WHAT IS ASKED>
Of all the lines in the material, how many contain the word "XBTUSD"? State the number alone.

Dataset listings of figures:
# # #

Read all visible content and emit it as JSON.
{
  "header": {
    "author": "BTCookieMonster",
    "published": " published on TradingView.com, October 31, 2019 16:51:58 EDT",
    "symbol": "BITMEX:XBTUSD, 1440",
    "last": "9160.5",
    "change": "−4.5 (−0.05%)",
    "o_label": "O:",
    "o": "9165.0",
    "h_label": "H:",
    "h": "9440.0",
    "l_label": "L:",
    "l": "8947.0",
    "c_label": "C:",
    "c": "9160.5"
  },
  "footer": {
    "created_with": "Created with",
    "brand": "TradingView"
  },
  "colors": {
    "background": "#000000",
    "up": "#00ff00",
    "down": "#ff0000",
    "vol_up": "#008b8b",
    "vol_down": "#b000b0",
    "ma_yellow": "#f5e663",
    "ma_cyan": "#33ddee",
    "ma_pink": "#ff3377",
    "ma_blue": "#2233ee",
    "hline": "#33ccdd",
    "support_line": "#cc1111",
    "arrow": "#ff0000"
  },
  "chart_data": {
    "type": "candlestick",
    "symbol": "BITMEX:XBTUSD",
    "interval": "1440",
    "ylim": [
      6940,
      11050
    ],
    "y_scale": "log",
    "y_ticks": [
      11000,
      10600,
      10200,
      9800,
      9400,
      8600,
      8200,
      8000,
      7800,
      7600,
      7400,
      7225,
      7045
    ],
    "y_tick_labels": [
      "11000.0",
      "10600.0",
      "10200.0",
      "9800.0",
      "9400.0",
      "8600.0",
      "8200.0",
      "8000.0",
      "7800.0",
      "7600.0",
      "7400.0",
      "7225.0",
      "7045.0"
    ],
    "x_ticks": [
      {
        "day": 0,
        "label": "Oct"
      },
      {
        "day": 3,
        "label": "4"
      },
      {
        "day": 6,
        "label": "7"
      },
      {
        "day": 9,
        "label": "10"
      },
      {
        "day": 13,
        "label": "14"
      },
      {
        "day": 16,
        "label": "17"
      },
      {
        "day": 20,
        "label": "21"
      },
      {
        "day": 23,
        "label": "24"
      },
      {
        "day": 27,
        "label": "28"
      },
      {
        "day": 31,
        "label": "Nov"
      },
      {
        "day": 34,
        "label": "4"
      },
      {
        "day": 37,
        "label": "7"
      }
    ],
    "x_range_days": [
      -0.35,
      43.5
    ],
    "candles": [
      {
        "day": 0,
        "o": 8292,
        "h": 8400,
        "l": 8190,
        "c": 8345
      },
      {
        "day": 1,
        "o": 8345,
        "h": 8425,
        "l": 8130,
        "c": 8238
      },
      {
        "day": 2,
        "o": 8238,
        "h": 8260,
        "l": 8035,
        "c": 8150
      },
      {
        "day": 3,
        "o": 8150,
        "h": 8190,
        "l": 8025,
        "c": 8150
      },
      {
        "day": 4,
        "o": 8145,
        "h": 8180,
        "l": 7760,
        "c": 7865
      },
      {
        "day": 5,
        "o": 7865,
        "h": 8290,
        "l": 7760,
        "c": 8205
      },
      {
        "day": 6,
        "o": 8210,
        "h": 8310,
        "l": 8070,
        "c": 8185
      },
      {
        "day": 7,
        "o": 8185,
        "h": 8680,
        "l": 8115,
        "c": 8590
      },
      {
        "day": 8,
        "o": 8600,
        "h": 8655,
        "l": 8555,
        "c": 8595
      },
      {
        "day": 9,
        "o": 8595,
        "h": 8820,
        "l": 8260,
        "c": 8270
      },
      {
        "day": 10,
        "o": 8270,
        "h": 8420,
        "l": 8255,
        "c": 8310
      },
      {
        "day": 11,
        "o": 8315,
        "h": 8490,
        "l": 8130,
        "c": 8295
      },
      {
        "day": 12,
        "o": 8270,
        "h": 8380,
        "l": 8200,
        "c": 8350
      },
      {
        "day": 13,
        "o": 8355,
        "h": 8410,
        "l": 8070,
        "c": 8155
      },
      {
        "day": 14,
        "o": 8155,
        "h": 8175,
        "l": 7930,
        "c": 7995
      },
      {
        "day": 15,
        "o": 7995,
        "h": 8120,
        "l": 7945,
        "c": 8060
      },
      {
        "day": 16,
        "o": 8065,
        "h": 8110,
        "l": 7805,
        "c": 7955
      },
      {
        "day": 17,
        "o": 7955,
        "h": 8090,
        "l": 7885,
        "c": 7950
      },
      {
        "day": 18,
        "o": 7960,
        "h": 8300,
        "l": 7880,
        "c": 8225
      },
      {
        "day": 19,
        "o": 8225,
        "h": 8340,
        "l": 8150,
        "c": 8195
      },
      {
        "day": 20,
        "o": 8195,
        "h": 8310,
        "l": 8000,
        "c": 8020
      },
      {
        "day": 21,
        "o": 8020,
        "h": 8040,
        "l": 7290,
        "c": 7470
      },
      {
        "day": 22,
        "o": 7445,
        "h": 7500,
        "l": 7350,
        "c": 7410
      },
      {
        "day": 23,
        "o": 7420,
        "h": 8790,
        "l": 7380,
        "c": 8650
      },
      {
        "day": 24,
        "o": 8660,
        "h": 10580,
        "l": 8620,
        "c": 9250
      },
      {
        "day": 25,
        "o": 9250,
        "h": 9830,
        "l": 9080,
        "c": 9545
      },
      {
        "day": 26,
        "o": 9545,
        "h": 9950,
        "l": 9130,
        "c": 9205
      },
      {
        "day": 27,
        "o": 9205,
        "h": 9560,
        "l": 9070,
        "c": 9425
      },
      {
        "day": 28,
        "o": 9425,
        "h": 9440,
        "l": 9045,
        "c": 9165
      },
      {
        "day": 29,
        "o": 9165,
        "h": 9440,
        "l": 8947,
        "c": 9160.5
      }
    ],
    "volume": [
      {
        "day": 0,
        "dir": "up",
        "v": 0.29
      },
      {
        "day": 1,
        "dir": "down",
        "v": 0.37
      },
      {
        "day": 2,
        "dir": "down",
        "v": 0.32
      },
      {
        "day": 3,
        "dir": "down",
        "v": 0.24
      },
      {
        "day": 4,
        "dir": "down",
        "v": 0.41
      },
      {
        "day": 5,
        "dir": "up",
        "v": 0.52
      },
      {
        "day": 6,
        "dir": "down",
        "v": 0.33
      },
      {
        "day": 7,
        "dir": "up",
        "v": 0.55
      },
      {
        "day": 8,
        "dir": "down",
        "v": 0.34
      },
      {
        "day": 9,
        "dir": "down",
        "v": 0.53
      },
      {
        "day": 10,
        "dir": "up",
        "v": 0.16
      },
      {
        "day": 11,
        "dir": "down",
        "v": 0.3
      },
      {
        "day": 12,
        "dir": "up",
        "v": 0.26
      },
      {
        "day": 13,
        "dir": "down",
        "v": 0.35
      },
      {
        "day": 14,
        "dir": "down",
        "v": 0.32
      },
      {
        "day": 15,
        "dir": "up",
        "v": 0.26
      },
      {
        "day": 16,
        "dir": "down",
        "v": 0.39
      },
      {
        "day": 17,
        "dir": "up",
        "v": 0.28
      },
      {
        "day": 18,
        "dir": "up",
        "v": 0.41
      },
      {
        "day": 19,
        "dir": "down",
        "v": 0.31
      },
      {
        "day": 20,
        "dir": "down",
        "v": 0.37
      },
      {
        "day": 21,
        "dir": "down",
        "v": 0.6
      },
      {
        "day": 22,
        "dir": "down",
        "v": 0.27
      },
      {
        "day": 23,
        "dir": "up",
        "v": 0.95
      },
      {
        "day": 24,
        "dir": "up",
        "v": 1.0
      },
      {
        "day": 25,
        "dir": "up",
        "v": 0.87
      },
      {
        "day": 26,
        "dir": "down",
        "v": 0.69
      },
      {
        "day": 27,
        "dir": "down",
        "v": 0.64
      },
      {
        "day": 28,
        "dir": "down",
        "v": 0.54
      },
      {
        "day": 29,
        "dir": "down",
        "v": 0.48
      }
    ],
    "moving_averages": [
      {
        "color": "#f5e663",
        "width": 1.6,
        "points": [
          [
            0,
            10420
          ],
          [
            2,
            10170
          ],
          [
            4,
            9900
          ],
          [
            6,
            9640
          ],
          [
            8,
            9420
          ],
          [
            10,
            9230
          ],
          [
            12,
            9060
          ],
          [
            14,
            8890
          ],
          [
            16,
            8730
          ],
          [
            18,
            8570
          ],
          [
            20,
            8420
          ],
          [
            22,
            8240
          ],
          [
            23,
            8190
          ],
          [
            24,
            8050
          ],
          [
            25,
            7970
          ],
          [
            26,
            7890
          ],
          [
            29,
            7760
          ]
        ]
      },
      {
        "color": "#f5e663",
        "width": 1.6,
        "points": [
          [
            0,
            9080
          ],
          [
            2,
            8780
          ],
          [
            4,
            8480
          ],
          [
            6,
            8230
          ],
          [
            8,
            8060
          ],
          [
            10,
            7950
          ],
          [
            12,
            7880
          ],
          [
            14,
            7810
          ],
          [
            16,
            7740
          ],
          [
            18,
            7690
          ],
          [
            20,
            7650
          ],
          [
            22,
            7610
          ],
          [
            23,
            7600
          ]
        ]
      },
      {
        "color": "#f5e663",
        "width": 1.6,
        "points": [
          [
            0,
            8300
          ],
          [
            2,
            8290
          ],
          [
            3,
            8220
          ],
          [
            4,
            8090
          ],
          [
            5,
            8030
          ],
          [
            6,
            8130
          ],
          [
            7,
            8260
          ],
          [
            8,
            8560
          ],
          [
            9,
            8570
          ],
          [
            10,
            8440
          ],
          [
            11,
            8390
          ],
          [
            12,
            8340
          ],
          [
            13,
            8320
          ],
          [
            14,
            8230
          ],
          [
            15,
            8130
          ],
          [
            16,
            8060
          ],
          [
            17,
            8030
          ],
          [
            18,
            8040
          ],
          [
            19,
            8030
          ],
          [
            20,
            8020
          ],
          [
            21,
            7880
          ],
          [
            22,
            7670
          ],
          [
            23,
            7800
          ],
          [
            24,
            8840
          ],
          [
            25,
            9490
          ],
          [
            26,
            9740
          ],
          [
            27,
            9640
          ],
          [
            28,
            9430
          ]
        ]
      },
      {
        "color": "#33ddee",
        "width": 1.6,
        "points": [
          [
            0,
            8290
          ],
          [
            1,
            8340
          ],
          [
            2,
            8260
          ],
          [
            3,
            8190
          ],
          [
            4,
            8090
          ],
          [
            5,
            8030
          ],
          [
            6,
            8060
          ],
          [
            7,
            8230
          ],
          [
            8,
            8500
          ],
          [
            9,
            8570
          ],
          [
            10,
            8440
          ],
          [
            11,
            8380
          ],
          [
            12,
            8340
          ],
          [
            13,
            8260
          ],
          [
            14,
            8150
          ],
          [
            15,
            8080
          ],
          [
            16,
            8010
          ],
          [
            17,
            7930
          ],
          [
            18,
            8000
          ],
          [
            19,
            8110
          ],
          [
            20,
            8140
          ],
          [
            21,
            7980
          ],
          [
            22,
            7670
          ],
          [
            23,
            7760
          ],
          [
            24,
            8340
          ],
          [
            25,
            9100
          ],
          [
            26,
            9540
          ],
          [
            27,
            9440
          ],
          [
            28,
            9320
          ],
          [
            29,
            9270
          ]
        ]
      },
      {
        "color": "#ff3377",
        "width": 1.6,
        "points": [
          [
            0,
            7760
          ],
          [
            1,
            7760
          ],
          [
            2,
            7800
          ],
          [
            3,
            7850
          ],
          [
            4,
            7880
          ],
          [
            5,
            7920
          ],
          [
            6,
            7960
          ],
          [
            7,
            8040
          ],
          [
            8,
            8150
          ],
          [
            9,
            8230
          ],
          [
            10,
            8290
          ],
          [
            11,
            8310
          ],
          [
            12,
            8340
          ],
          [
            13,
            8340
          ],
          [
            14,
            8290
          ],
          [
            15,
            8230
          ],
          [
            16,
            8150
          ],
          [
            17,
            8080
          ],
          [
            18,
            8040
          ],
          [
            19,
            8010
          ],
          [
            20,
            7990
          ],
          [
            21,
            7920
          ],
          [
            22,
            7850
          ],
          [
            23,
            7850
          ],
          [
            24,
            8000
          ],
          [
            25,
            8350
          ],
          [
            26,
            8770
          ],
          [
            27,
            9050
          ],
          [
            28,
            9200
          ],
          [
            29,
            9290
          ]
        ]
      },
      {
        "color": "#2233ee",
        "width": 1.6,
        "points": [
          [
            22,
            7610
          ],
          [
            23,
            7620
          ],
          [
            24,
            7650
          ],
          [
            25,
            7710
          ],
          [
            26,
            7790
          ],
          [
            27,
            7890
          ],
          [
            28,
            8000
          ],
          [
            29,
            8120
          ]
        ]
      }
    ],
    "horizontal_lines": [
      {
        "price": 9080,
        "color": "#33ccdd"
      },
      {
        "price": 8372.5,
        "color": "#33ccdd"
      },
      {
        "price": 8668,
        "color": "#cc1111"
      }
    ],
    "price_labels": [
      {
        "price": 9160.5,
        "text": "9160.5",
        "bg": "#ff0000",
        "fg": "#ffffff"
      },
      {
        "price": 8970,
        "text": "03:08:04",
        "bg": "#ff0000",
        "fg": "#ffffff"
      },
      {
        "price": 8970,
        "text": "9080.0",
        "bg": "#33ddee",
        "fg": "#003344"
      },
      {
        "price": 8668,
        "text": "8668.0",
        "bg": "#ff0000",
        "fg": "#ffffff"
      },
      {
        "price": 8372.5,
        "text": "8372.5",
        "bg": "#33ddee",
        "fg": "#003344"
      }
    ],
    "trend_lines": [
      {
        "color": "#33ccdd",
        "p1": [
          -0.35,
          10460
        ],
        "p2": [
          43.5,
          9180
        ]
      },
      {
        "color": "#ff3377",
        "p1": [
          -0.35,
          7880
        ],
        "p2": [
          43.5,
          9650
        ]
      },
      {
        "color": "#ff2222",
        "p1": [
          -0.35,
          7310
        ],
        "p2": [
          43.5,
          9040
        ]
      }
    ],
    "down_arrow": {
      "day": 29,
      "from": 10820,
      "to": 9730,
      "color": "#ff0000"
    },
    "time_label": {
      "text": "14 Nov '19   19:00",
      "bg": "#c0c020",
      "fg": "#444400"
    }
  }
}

# # #

EXPECTED ANSWER>
2